• **Stated goal**: Show every line containing "text" by copying it.
--- BEGIN Extracted records ---
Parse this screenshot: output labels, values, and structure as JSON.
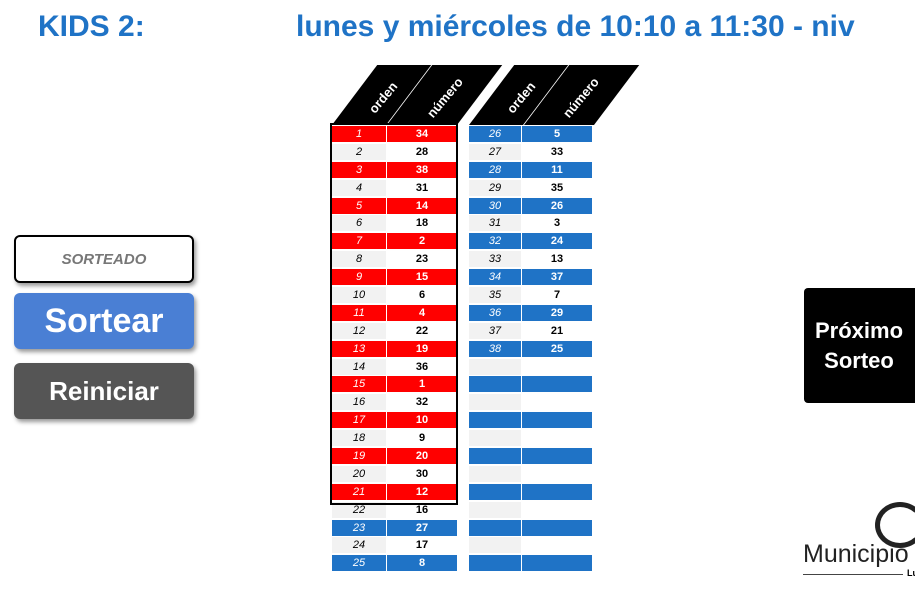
{
  "title": {
    "left": "KIDS 2:",
    "right": "lunes y miércoles de 10:10 a 11:30 - niv"
  },
  "headers": {
    "orden": "orden",
    "numero": "número"
  },
  "buttons": {
    "sorteado": "SORTEADO",
    "sortear": "Sortear",
    "reiniciar": "Reiniciar"
  },
  "proximo": {
    "line1": "Próximo",
    "line2": "Sorteo"
  },
  "logo": {
    "text": "Municipio",
    "sub": "Lu"
  },
  "colors": {
    "red": "#ff0000",
    "blue": "#1f73c6"
  },
  "left_table": [
    {
      "orden": "1",
      "numero": "34",
      "color": "red"
    },
    {
      "orden": "2",
      "numero": "28",
      "color": "white"
    },
    {
      "orden": "3",
      "numero": "38",
      "color": "red"
    },
    {
      "orden": "4",
      "numero": "31",
      "color": "white"
    },
    {
      "orden": "5",
      "numero": "14",
      "color": "red"
    },
    {
      "orden": "6",
      "numero": "18",
      "color": "white"
    },
    {
      "orden": "7",
      "numero": "2",
      "color": "red"
    },
    {
      "orden": "8",
      "numero": "23",
      "color": "white"
    },
    {
      "orden": "9",
      "numero": "15",
      "color": "red"
    },
    {
      "orden": "10",
      "numero": "6",
      "color": "white"
    },
    {
      "orden": "11",
      "numero": "4",
      "color": "red"
    },
    {
      "orden": "12",
      "numero": "22",
      "color": "white"
    },
    {
      "orden": "13",
      "numero": "19",
      "color": "red"
    },
    {
      "orden": "14",
      "numero": "36",
      "color": "white"
    },
    {
      "orden": "15",
      "numero": "1",
      "color": "red"
    },
    {
      "orden": "16",
      "numero": "32",
      "color": "white"
    },
    {
      "orden": "17",
      "numero": "10",
      "color": "red"
    },
    {
      "orden": "18",
      "numero": "9",
      "color": "white"
    },
    {
      "orden": "19",
      "numero": "20",
      "color": "red"
    },
    {
      "orden": "20",
      "numero": "30",
      "color": "white"
    },
    {
      "orden": "21",
      "numero": "12",
      "color": "red"
    },
    {
      "orden": "22",
      "numero": "16",
      "color": "white"
    },
    {
      "orden": "23",
      "numero": "27",
      "color": "blue"
    },
    {
      "orden": "24",
      "numero": "17",
      "color": "white"
    },
    {
      "orden": "25",
      "numero": "8",
      "color": "blue"
    }
  ],
  "right_table": [
    {
      "orden": "26",
      "numero": "5",
      "color": "blue"
    },
    {
      "orden": "27",
      "numero": "33",
      "color": "white"
    },
    {
      "orden": "28",
      "numero": "11",
      "color": "blue"
    },
    {
      "orden": "29",
      "numero": "35",
      "color": "white"
    },
    {
      "orden": "30",
      "numero": "26",
      "color": "blue"
    },
    {
      "orden": "31",
      "numero": "3",
      "color": "white"
    },
    {
      "orden": "32",
      "numero": "24",
      "color": "blue"
    },
    {
      "orden": "33",
      "numero": "13",
      "color": "white"
    },
    {
      "orden": "34",
      "numero": "37",
      "color": "blue"
    },
    {
      "orden": "35",
      "numero": "7",
      "color": "white"
    },
    {
      "orden": "36",
      "numero": "29",
      "color": "blue"
    },
    {
      "orden": "37",
      "numero": "21",
      "color": "white"
    },
    {
      "orden": "38",
      "numero": "25",
      "color": "blue"
    },
    {
      "orden": "",
      "numero": "",
      "color": "white"
    },
    {
      "orden": "",
      "numero": "",
      "color": "blue"
    },
    {
      "orden": "",
      "numero": "",
      "color": "white"
    },
    {
      "orden": "",
      "numero": "",
      "color": "blue"
    },
    {
      "orden": "",
      "numero": "",
      "color": "white"
    },
    {
      "orden": "",
      "numero": "",
      "color": "blue"
    },
    {
      "orden": "",
      "numero": "",
      "color": "white"
    },
    {
      "orden": "",
      "numero": "",
      "color": "blue"
    },
    {
      "orden": "",
      "numero": "",
      "color": "white"
    },
    {
      "orden": "",
      "numero": "",
      "color": "blue"
    },
    {
      "orden": "",
      "numero": "",
      "color": "white"
    },
    {
      "orden": "",
      "numero": "",
      "color": "blue"
    }
  ]
}
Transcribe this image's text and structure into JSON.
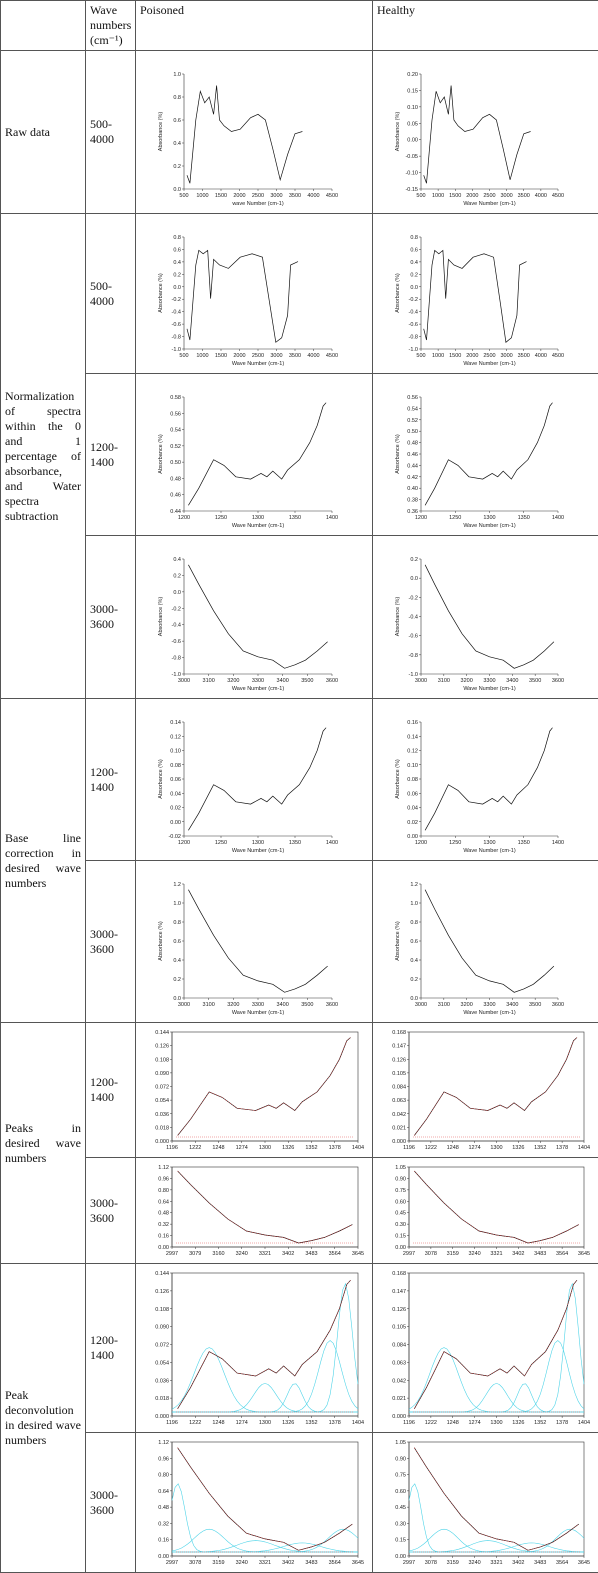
{
  "header": {
    "wave": "Wave numbers (cm⁻¹)",
    "poisoned": "Poisoned",
    "healthy": "Healthy"
  },
  "sections": [
    {
      "label": "Raw data",
      "rows": [
        {
          "range": "500-4000",
          "poisoned": {
            "xlabel": "wave Number (cm-1)",
            "ylabel": "Absorbance (%)",
            "xticks": [
              "500",
              "1000",
              "1500",
              "2000",
              "2500",
              "3000",
              "3500",
              "4000",
              "4500"
            ],
            "yticks": [
              "0.0",
              "0.2",
              "0.4",
              "0.6",
              "0.8",
              "1.0"
            ]
          },
          "healthy": {
            "xlabel": "Wave Number (cm-1)",
            "ylabel": "Absorbance (%)",
            "xticks": [
              "500",
              "1000",
              "1500",
              "2000",
              "2500",
              "3000",
              "3500",
              "4000",
              "4500"
            ],
            "yticks": [
              "-0.15",
              "-0.10",
              "-0.05",
              "0.00",
              "0.05",
              "0.10",
              "0.15",
              "0.20"
            ]
          }
        }
      ]
    },
    {
      "label": "Normalization of spectra within the 0 and 1 percentage of absorbance, and Water spectra subtraction",
      "rows": [
        {
          "range": "500-4000",
          "poisoned": {
            "xlabel": "Wave Number (cm-1)",
            "ylabel": "Absorbance (%)",
            "xticks": [
              "500",
              "1000",
              "1500",
              "2000",
              "2500",
              "3000",
              "3500",
              "4000",
              "4500"
            ],
            "yticks": [
              "-1.0",
              "-0.8",
              "-0.6",
              "-0.4",
              "-0.2",
              "0.0",
              "0.2",
              "0.4",
              "0.6",
              "0.8"
            ]
          },
          "healthy": {
            "xlabel": "Wave Number (cm-1)",
            "ylabel": "Absorbance (%)",
            "xticks": [
              "500",
              "1000",
              "1500",
              "2000",
              "2500",
              "3000",
              "3500",
              "4000",
              "4500"
            ],
            "yticks": [
              "-1.0",
              "-0.8",
              "-0.6",
              "-0.4",
              "-0.2",
              "0.0",
              "0.2",
              "0.4",
              "0.6",
              "0.8"
            ]
          }
        },
        {
          "range": "1200-1400",
          "poisoned": {
            "xlabel": "Wave Number (cm-1)",
            "ylabel": "Absorbance (%)",
            "xticks": [
              "1200",
              "1250",
              "1300",
              "1350",
              "1400"
            ],
            "yticks": [
              "0.44",
              "0.46",
              "0.48",
              "0.50",
              "0.52",
              "0.54",
              "0.56",
              "0.58"
            ]
          },
          "healthy": {
            "xlabel": "Wave Number (cm-1)",
            "ylabel": "Absorbance (%)",
            "xticks": [
              "1200",
              "1250",
              "1300",
              "1350",
              "1400"
            ],
            "yticks": [
              "0.36",
              "0.38",
              "0.40",
              "0.42",
              "0.44",
              "0.46",
              "0.48",
              "0.50",
              "0.52",
              "0.54",
              "0.56"
            ]
          }
        },
        {
          "range": "3000-3600",
          "poisoned": {
            "xlabel": "Wave Number (cm-1)",
            "ylabel": "Absorbance (%)",
            "xticks": [
              "3000",
              "3100",
              "3200",
              "3300",
              "3400",
              "3500",
              "3600"
            ],
            "yticks": [
              "-1.0",
              "-0.8",
              "-0.6",
              "-0.4",
              "-0.2",
              "0.0",
              "0.2",
              "0.4"
            ]
          },
          "healthy": {
            "xlabel": "Wave Number (cm-1)",
            "ylabel": "Absorbance (%)",
            "xticks": [
              "3000",
              "3100",
              "3200",
              "3300",
              "3400",
              "3500",
              "3600"
            ],
            "yticks": [
              "-1.0",
              "-0.8",
              "-0.6",
              "-0.4",
              "-0.2",
              "0.0",
              "0.2"
            ]
          }
        }
      ]
    },
    {
      "label": "Base line correction in desired wave numbers",
      "rows": [
        {
          "range": "1200-1400",
          "poisoned": {
            "xlabel": "Wave Number (cm-1)",
            "ylabel": "Absorbance (%)",
            "xticks": [
              "1200",
              "1250",
              "1300",
              "1350",
              "1400"
            ],
            "yticks": [
              "-0.02",
              "0.00",
              "0.02",
              "0.04",
              "0.06",
              "0.08",
              "0.10",
              "0.12",
              "0.14"
            ]
          },
          "healthy": {
            "xlabel": "Wave Number (cm-1)",
            "ylabel": "Absorbance (%)",
            "xticks": [
              "1200",
              "1250",
              "1300",
              "1350",
              "1400"
            ],
            "yticks": [
              "0.00",
              "0.02",
              "0.04",
              "0.06",
              "0.08",
              "0.10",
              "0.12",
              "0.14",
              "0.16"
            ]
          }
        },
        {
          "range": "3000-3600",
          "poisoned": {
            "xlabel": "Wave Number (cm-1)",
            "ylabel": "Absorbance (%)",
            "xticks": [
              "3000",
              "3100",
              "3200",
              "3300",
              "3400",
              "3500",
              "3600"
            ],
            "yticks": [
              "0.0",
              "0.2",
              "0.4",
              "0.6",
              "0.8",
              "1.0",
              "1.2"
            ]
          },
          "healthy": {
            "xlabel": "Wave Number (cm-1)",
            "ylabel": "Absorbance (%)",
            "xticks": [
              "3000",
              "3100",
              "3200",
              "3300",
              "3400",
              "3500",
              "3600"
            ],
            "yticks": [
              "0.0",
              "0.2",
              "0.4",
              "0.6",
              "0.8",
              "1.0",
              "1.2"
            ]
          }
        }
      ]
    },
    {
      "label": "Peaks in desired wave numbers",
      "rows": [
        {
          "range": "1200-1400",
          "poisoned": {
            "xticks": [
              "1196",
              "1222",
              "1248",
              "1274",
              "1300",
              "1326",
              "1352",
              "1378",
              "1404"
            ],
            "yticks": [
              "0.000",
              "0.018",
              "0.036",
              "0.054",
              "0.072",
              "0.090",
              "0.108",
              "0.126",
              "0.144"
            ]
          },
          "healthy": {
            "xticks": [
              "1196",
              "1222",
              "1248",
              "1274",
              "1300",
              "1326",
              "1352",
              "1378",
              "1404"
            ],
            "yticks": [
              "0.000",
              "0.021",
              "0.042",
              "0.063",
              "0.084",
              "0.105",
              "0.126",
              "0.147",
              "0.168"
            ]
          }
        },
        {
          "range": "3000-3600",
          "poisoned": {
            "xticks": [
              "2997",
              "3079",
              "3160",
              "3240",
              "3321",
              "3402",
              "3483",
              "3564",
              "3645"
            ],
            "yticks": [
              "0.00",
              "0.16",
              "0.32",
              "0.48",
              "0.64",
              "0.80",
              "0.96",
              "1.12"
            ]
          },
          "healthy": {
            "xticks": [
              "2997",
              "3078",
              "3159",
              "3240",
              "3321",
              "3402",
              "3483",
              "3564",
              "3645"
            ],
            "yticks": [
              "0.00",
              "0.15",
              "0.30",
              "0.45",
              "0.60",
              "0.75",
              "0.90",
              "1.05"
            ]
          }
        }
      ]
    },
    {
      "label": "Peak deconvolution in desired wave numbers",
      "rows": [
        {
          "range": "1200-1400",
          "poisoned": {
            "xticks": [
              "1196",
              "1222",
              "1248",
              "1274",
              "1300",
              "1326",
              "1352",
              "1378",
              "1404"
            ],
            "yticks": [
              "0.000",
              "0.018",
              "0.036",
              "0.054",
              "0.072",
              "0.090",
              "0.108",
              "0.126",
              "0.144"
            ]
          },
          "healthy": {
            "xticks": [
              "1196",
              "1222",
              "1248",
              "1274",
              "1300",
              "1326",
              "1352",
              "1378",
              "1404"
            ],
            "yticks": [
              "0.000",
              "0.021",
              "0.042",
              "0.063",
              "0.084",
              "0.105",
              "0.126",
              "0.147",
              "0.168"
            ]
          }
        },
        {
          "range": "3000-3600",
          "poisoned": {
            "xticks": [
              "2997",
              "3078",
              "3159",
              "3240",
              "3321",
              "3402",
              "3483",
              "3564",
              "3645"
            ],
            "yticks": [
              "0.00",
              "0.16",
              "0.32",
              "0.48",
              "0.64",
              "0.80",
              "0.96",
              "1.12"
            ]
          },
          "healthy": {
            "xticks": [
              "2997",
              "3078",
              "3159",
              "3240",
              "3321",
              "3402",
              "3483",
              "3564",
              "3645"
            ],
            "yticks": [
              "0.00",
              "0.15",
              "0.30",
              "0.45",
              "0.60",
              "0.75",
              "0.90",
              "1.05"
            ]
          }
        }
      ]
    }
  ]
}
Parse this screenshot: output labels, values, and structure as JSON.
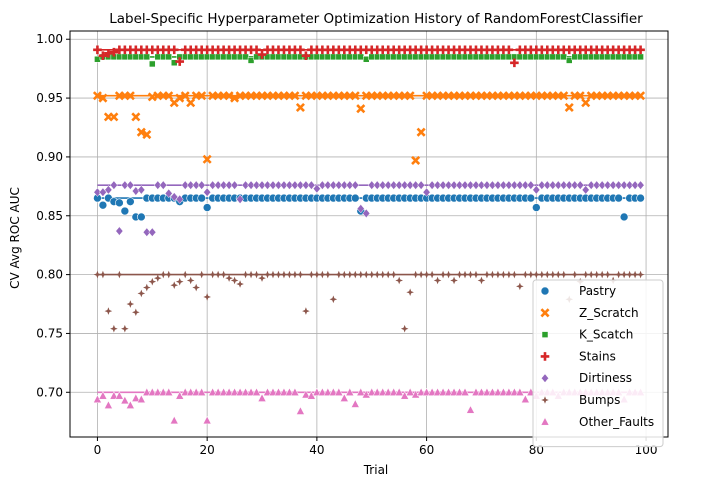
--- END Extracted records ---
• **Output below**:
    "text": "Municipio",
Transcribe this image's text and structure into JSON.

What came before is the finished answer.